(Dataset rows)
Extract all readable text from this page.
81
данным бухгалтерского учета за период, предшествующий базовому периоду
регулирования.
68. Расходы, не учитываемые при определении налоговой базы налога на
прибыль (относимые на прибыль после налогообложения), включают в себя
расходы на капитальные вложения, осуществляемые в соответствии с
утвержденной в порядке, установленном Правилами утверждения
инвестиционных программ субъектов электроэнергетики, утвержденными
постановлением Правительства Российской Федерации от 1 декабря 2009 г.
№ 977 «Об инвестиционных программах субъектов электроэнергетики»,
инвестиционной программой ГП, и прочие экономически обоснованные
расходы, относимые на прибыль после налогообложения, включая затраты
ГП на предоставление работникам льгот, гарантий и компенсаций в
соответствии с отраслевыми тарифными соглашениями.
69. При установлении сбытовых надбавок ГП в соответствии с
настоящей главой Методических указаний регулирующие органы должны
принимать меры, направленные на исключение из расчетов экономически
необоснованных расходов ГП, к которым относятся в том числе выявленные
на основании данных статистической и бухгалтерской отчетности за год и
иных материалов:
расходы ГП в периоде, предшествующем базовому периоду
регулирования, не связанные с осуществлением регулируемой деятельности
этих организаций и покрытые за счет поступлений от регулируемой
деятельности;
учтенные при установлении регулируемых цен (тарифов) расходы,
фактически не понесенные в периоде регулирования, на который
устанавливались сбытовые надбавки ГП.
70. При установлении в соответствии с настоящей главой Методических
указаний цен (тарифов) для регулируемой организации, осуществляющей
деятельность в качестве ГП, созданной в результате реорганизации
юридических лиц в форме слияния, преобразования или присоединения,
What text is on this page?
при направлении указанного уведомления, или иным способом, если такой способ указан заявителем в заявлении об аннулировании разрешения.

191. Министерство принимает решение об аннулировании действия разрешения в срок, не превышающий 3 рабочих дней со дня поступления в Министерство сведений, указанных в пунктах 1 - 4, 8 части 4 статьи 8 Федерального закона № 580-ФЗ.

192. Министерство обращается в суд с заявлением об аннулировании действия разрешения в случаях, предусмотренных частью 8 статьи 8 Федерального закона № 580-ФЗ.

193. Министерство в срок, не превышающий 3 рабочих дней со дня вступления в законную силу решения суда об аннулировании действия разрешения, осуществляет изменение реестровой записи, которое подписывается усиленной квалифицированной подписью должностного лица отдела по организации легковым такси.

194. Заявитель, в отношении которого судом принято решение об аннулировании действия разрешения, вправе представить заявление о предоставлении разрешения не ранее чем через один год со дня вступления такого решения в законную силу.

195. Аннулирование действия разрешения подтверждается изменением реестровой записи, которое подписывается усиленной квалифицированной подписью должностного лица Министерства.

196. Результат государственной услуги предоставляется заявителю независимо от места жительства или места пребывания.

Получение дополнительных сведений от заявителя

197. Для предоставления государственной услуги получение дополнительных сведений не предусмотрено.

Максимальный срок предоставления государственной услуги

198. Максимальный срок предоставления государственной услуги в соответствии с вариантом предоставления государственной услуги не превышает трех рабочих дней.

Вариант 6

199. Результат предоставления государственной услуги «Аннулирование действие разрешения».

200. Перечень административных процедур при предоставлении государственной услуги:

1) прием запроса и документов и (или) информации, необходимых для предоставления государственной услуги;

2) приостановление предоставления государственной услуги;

- **Exercise goal**
Pull out each line of the entries that contains "регулирования".

- **Answer to this problem**
регулирования.
регулирования, не связанные с осуществлением регулируемой деятельности
фактически не понесенные в периоде регулирования, на который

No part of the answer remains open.